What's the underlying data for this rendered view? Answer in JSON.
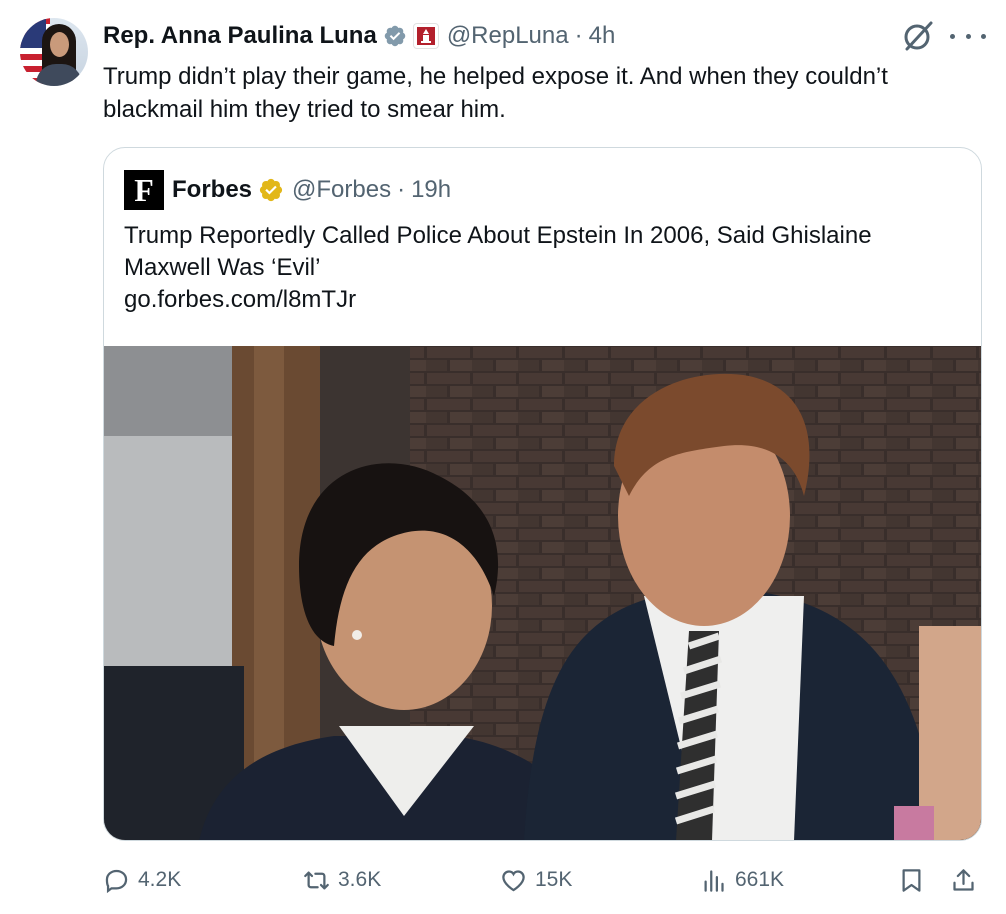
{
  "author": {
    "name": "Rep. Anna Paulina Luna",
    "handle": "@RepLuna",
    "time": "4h"
  },
  "tweet_text": "Trump didn’t play their game, he helped expose it. And when they couldn’t blackmail him they tried to smear him.",
  "quoted": {
    "logo_letter": "F",
    "name": "Forbes",
    "handle": "@Forbes",
    "time": "19h",
    "text": "Trump Reportedly Called Police About Epstein In 2006, Said Ghislaine Maxwell Was ‘Evil’",
    "link": "go.forbes.com/l8mTJr"
  },
  "actions": {
    "replies": "4.2K",
    "retweets": "3.6K",
    "likes": "15K",
    "views": "661K"
  },
  "icons": {
    "verified": "verified-badge-icon",
    "affiliation": "capitol-badge-icon",
    "grok": "grok-icon",
    "more": "more-icon",
    "reply": "reply-icon",
    "retweet": "retweet-icon",
    "like": "heart-icon",
    "views": "views-icon",
    "bookmark": "bookmark-icon",
    "share": "share-icon"
  },
  "colors": {
    "text": "#0f1419",
    "secondary": "#536471",
    "border": "#cfd9de",
    "verified_blue": "#1d9bf0",
    "verified_gray": "#829aab",
    "verified_gold": "#e2b719"
  }
}
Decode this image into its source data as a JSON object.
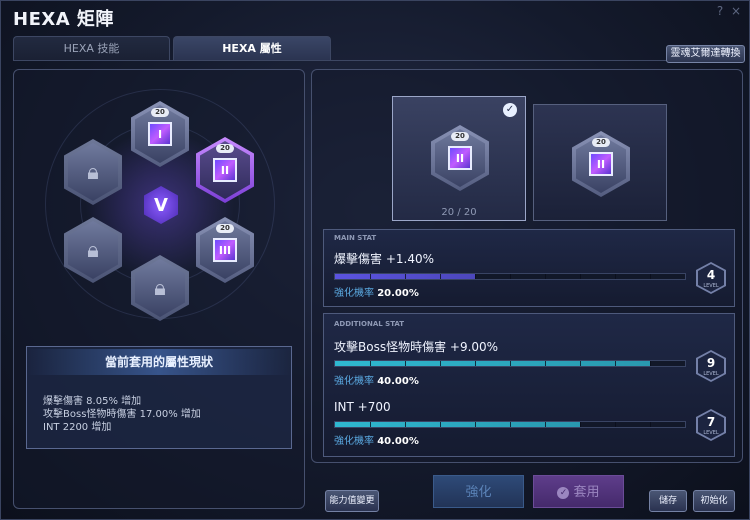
{
  "window": {
    "title": "HEXA 矩陣",
    "help_label": "?",
    "close_label": "×"
  },
  "tabs": [
    {
      "label": "HEXA 技能",
      "active": false
    },
    {
      "label": "HEXA 屬性",
      "active": true
    }
  ],
  "convert_button": "靈魂艾爾達轉換",
  "board": {
    "core_symbol": "V",
    "nodes": [
      {
        "id": "top",
        "level": "20",
        "glyph": "I",
        "state": "unlocked"
      },
      {
        "id": "upper-right",
        "level": "20",
        "glyph": "II",
        "state": "selected"
      },
      {
        "id": "lower-right",
        "level": "20",
        "glyph": "III",
        "state": "unlocked"
      },
      {
        "id": "upper-left",
        "state": "locked"
      },
      {
        "id": "lower-left",
        "state": "locked"
      },
      {
        "id": "bottom",
        "state": "locked"
      }
    ]
  },
  "status_panel": {
    "header": "當前套用的屬性現狀",
    "lines": [
      "爆擊傷害 8.05% 增加",
      "攻擊Boss怪物時傷害 17.00% 增加",
      "INT 2200 增加"
    ]
  },
  "cards": [
    {
      "level": "20",
      "glyph": "II",
      "selected": true,
      "count": "20 / 20"
    },
    {
      "level": "20",
      "glyph": "II",
      "selected": false
    }
  ],
  "main_stat": {
    "header": "MAIN STAT",
    "name": "爆擊傷害 +1.40%",
    "prob_label": "強化機率",
    "prob_value": "20.00%",
    "level": "4",
    "level_word": "LEVEL",
    "fill_fraction": 0.4,
    "fill_color": "#5b53e0"
  },
  "additional_stat": {
    "header": "ADDITIONAL STAT",
    "items": [
      {
        "name": "攻擊Boss怪物時傷害 +9.00%",
        "prob_label": "強化機率",
        "prob_value": "40.00%",
        "level": "9",
        "level_word": "LEVEL",
        "fill_fraction": 0.9,
        "fill_color": "#2fb8d0"
      },
      {
        "name": "INT +700",
        "prob_label": "強化機率",
        "prob_value": "40.00%",
        "level": "7",
        "level_word": "LEVEL",
        "fill_fraction": 0.7,
        "fill_color": "#2fb8d0"
      }
    ]
  },
  "buttons": {
    "ability_change": "能力值變更",
    "enhance": "強化",
    "apply": "套用",
    "save": "儲存",
    "reset": "初始化"
  }
}
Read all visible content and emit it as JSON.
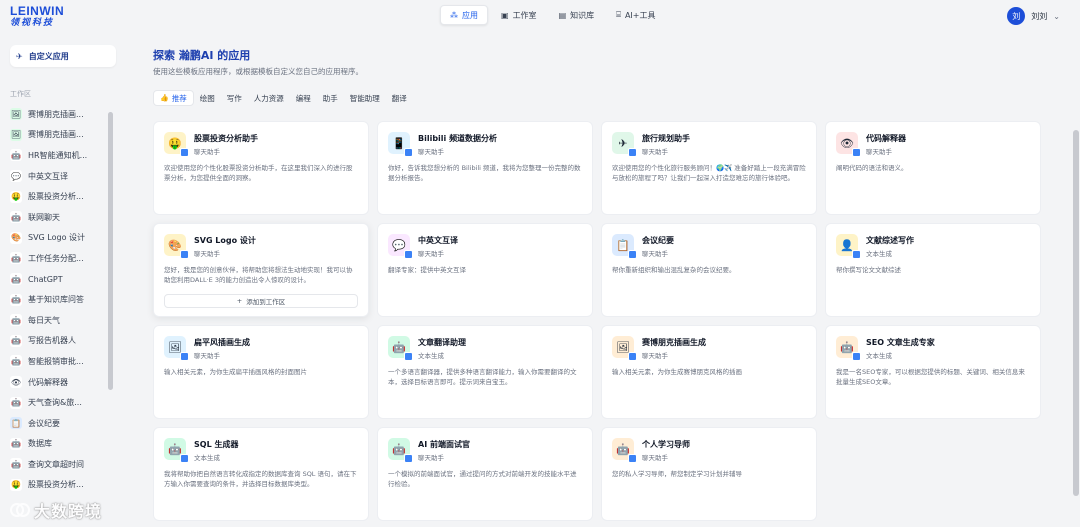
{
  "brand": {
    "name_en": "LEINWIN",
    "name_cn": "领视科技"
  },
  "nav": [
    {
      "label": "应用",
      "icon": "apps-icon",
      "glyph": "⁂",
      "active": true
    },
    {
      "label": "工作室",
      "icon": "studio-icon",
      "glyph": "▣",
      "active": false
    },
    {
      "label": "知识库",
      "icon": "knowledge-icon",
      "glyph": "▤",
      "active": false
    },
    {
      "label": "AI+工具",
      "icon": "tools-icon",
      "glyph": "⌸",
      "active": false
    }
  ],
  "user": {
    "avatar": "刘",
    "name": "刘刘",
    "chevron": "⌄"
  },
  "sidebar": {
    "custom_app": "自定义应用",
    "workspace_label": "工作区",
    "items": [
      {
        "label": "赛博朋克插画...",
        "glyph": "🖼",
        "bg": "#dcfce7"
      },
      {
        "label": "赛博朋克插画...",
        "glyph": "🖼",
        "bg": "#dcfce7"
      },
      {
        "label": "HR智能通知机...",
        "glyph": "🤖",
        "bg": "#ffffff"
      },
      {
        "label": "中英文互译",
        "glyph": "💬",
        "bg": "#ffffff"
      },
      {
        "label": "股票投资分析...",
        "glyph": "🤑",
        "bg": "#ffffff"
      },
      {
        "label": "联网聊天",
        "glyph": "🤖",
        "bg": "#ffffff"
      },
      {
        "label": "SVG Logo 设计",
        "glyph": "🎨",
        "bg": "#ffffff"
      },
      {
        "label": "工作任务分配...",
        "glyph": "🤖",
        "bg": "#ffffff"
      },
      {
        "label": "ChatGPT",
        "glyph": "🤖",
        "bg": "#ffffff"
      },
      {
        "label": "基于知识库问答",
        "glyph": "🤖",
        "bg": "#ffffff"
      },
      {
        "label": "每日天气",
        "glyph": "🤖",
        "bg": "#ffffff"
      },
      {
        "label": "写报告机器人",
        "glyph": "🤖",
        "bg": "#ffffff"
      },
      {
        "label": "智能报销审批...",
        "glyph": "🤖",
        "bg": "#ffffff"
      },
      {
        "label": "代码解释器",
        "glyph": "👁",
        "bg": "#ffffff"
      },
      {
        "label": "天气查询&旅...",
        "glyph": "🤖",
        "bg": "#ffffff"
      },
      {
        "label": "会议纪要",
        "glyph": "📋",
        "bg": "#dbeafe"
      },
      {
        "label": "数据库",
        "glyph": "🤖",
        "bg": "#ffffff"
      },
      {
        "label": "查询文章超时间",
        "glyph": "🤖",
        "bg": "#ffffff"
      },
      {
        "label": "股票投资分析...",
        "glyph": "🤑",
        "bg": "#ffffff"
      }
    ]
  },
  "main": {
    "title": "探索 瀚鹏AI 的应用",
    "subtitle": "使用这些模板应用程序，或根据模板自定义您自己的应用程序。",
    "tabs": [
      {
        "label": "推荐",
        "active": true
      },
      {
        "label": "绘图",
        "active": false
      },
      {
        "label": "写作",
        "active": false
      },
      {
        "label": "人力资源",
        "active": false
      },
      {
        "label": "编程",
        "active": false
      },
      {
        "label": "助手",
        "active": false
      },
      {
        "label": "智能助理",
        "active": false
      },
      {
        "label": "翻译",
        "active": false
      }
    ],
    "add_to_workspace": "添加到工作区",
    "cards": [
      {
        "title": "股票投资分析助手",
        "type": "聊天助手",
        "glyph": "🤑",
        "bg": "#fef3c7",
        "desc": "欢迎使用您的个性化股票投资分析助手，在这里我们深入的进行股票分析，为您提供全面的洞察。",
        "hover": false
      },
      {
        "title": "Bilibili 频道数据分析",
        "type": "聊天助手",
        "glyph": "📱",
        "bg": "#e0f2fe",
        "desc": "你好，告诉我您想分析的 Bilibili 频道，我将为您整理一份完整的数据分析报告。",
        "hover": false
      },
      {
        "title": "旅行规划助手",
        "type": "聊天助手",
        "glyph": "✈",
        "bg": "#e0f7e9",
        "desc": "欢迎使用您的个性化旅行服务顾问！🌍✈️ 准备好踏上一段充满冒险与放松的旅程了吗？让我们一起深入打造您难忘的旅行体验吧。",
        "hover": false
      },
      {
        "title": "代码解释器",
        "type": "聊天助手",
        "glyph": "👁",
        "bg": "#fde4e4",
        "desc": "阐明代码的语法和语义。",
        "hover": false
      },
      {
        "title": "SVG Logo 设计",
        "type": "聊天助手",
        "glyph": "🎨",
        "bg": "#fef3c7",
        "desc": "您好，我是您的创意伙伴，将帮助您将想法生动地实现！我可以协助您利用DALL·E 3的能力创造出令人惊叹的设计。",
        "hover": true
      },
      {
        "title": "中英文互译",
        "type": "聊天助手",
        "glyph": "💬",
        "bg": "#fae8ff",
        "desc": "翻译专家：提供中英文互译",
        "hover": false
      },
      {
        "title": "会议纪要",
        "type": "聊天助手",
        "glyph": "📋",
        "bg": "#dbeafe",
        "desc": "帮你重新组织和输出混乱复杂的会议纪要。",
        "hover": false
      },
      {
        "title": "文献综述写作",
        "type": "文本生成",
        "glyph": "👤",
        "bg": "#fef3c7",
        "desc": "帮你撰写论文文献综述",
        "hover": false
      },
      {
        "title": "扁平风插画生成",
        "type": "聊天助手",
        "glyph": "🖼",
        "bg": "#e0f2fe",
        "desc": "输入相关元素，为你生成扁平插画风格的封面图片",
        "hover": false
      },
      {
        "title": "文章翻译助理",
        "type": "文本生成",
        "glyph": "🤖",
        "bg": "#d1fae5",
        "desc": "一个多语言翻译器，提供多种语言翻译能力，输入你需要翻译的文本，选择目标语言即可。提示词来自宝玉。",
        "hover": false
      },
      {
        "title": "赛博朋克插画生成",
        "type": "聊天助手",
        "glyph": "🖼",
        "bg": "#ffedd5",
        "desc": "输入相关元素，为你生成赛博朋克风格的插画",
        "hover": false
      },
      {
        "title": "SEO 文章生成专家",
        "type": "文本生成",
        "glyph": "🤖",
        "bg": "#ffedd5",
        "desc": "我是一名SEO专家，可以根据您提供的标题、关键词、相关信息来批量生成SEO文章。",
        "hover": false
      },
      {
        "title": "SQL 生成器",
        "type": "文本生成",
        "glyph": "🤖",
        "bg": "#d1fae5",
        "desc": "我将帮助你把自然语言转化成指定的数据库查询 SQL 语句，请在下方输入你需要查询的条件，并选择目标数据库类型。",
        "hover": false
      },
      {
        "title": "AI 前端面试官",
        "type": "聊天助手",
        "glyph": "🤖",
        "bg": "#d1fae5",
        "desc": "一个模拟的前端面试官，通过提问的方式对前端开发的技能水平进行检验。",
        "hover": false
      },
      {
        "title": "个人学习导师",
        "type": "聊天助手",
        "glyph": "🤖",
        "bg": "#ffedd5",
        "desc": "您的私人学习导师，帮您制定学习计划并辅导",
        "hover": false
      }
    ]
  },
  "watermark": "大数跨境"
}
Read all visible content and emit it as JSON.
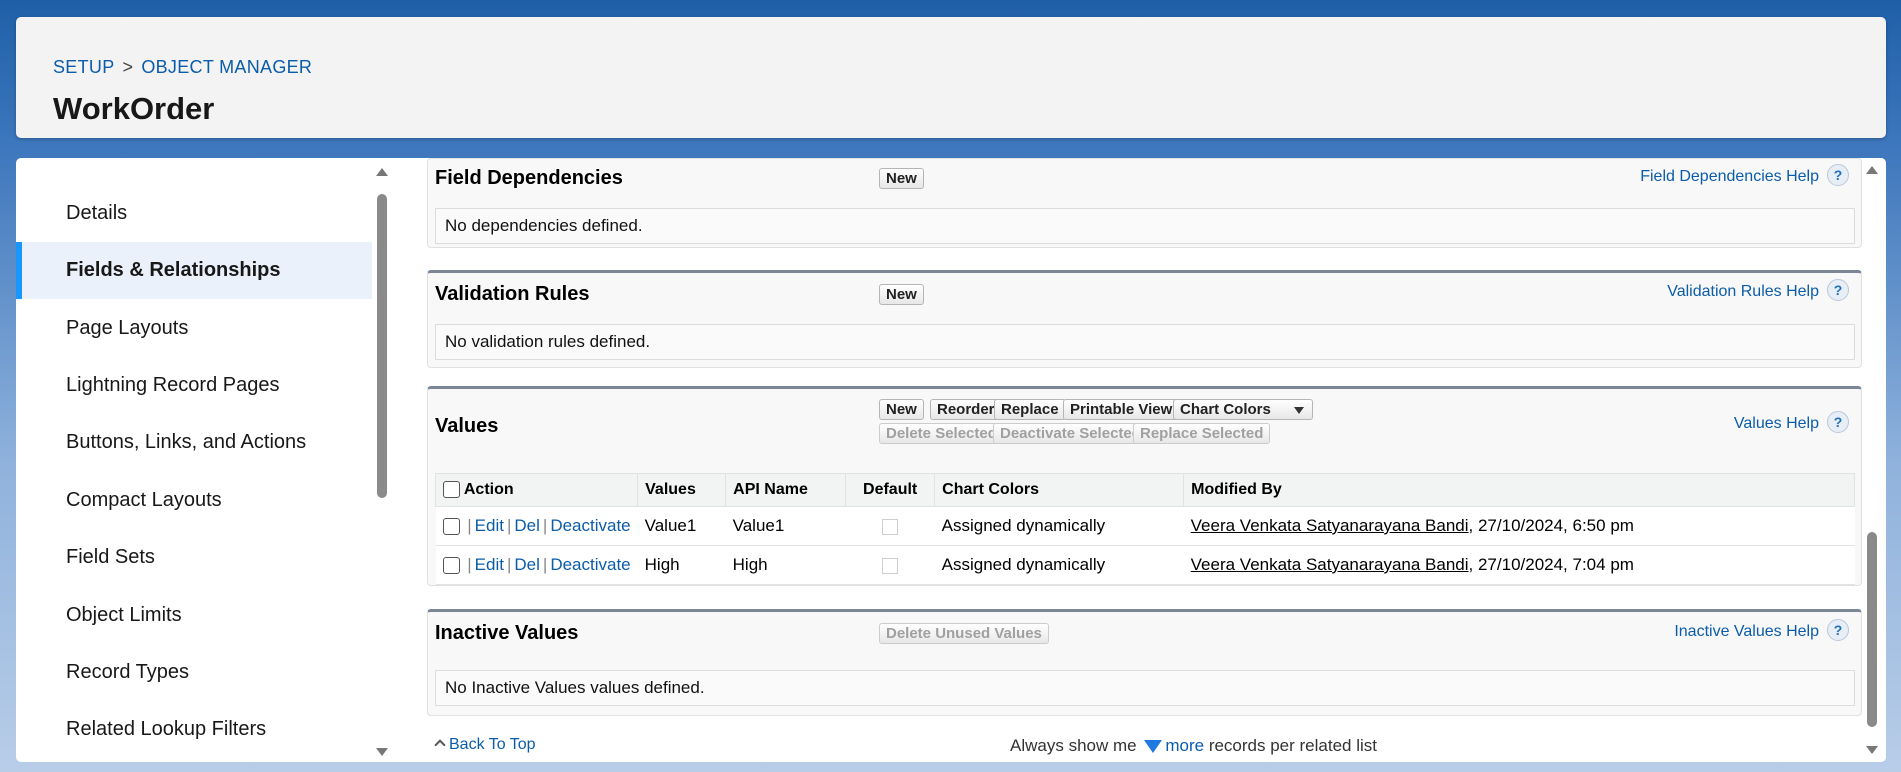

============================================================

Work out how many lines of the listing above include the word "攻擊Boss怪物時傷害". Report only the number.

2